Data items
──────
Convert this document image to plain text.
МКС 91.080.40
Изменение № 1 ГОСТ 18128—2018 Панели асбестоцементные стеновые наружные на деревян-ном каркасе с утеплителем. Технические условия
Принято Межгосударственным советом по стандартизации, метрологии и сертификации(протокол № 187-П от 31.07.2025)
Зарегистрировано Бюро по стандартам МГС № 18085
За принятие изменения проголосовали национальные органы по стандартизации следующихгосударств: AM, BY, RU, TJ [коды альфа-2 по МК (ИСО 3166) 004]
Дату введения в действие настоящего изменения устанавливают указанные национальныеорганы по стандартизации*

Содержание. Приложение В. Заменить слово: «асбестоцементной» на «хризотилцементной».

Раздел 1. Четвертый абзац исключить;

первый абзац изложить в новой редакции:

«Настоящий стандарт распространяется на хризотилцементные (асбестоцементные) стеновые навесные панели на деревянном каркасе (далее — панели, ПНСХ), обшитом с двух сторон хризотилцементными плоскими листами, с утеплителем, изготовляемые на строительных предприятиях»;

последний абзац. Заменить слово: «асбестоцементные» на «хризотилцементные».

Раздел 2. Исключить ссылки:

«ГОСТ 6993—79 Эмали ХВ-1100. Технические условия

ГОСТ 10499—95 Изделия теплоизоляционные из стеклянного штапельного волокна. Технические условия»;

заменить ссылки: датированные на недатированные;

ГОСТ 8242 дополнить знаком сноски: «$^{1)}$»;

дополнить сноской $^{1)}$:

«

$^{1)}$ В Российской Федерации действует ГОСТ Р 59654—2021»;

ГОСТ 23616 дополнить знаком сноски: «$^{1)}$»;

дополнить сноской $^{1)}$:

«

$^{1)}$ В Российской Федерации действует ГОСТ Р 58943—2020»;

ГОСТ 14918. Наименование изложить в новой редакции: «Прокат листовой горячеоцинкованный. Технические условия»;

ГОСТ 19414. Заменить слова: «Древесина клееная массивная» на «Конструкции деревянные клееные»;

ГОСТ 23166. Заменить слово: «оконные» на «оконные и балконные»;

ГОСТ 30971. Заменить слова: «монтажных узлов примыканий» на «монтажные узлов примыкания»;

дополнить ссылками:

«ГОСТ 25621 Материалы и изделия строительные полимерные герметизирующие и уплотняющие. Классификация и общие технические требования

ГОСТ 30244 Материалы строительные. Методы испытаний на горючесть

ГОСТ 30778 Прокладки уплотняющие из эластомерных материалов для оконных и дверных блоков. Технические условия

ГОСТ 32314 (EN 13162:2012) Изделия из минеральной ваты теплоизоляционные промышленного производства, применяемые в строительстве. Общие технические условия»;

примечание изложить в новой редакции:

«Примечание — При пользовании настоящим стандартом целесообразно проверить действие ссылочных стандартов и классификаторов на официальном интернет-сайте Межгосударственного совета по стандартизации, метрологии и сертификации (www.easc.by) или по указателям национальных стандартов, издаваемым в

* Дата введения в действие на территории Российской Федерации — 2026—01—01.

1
──────
◆ **What you need to do**: Of the lines above, copy each that contains "Федерации".

◆ **Worked solution**:
$^{1)}$ В Российской Федерации действует ГОСТ Р 59654—2021»;
$^{1)}$ В Российской Федерации действует ГОСТ Р 58943—2020»;
* Дата введения в действие на территории Российской Федерации — 2026—01—01.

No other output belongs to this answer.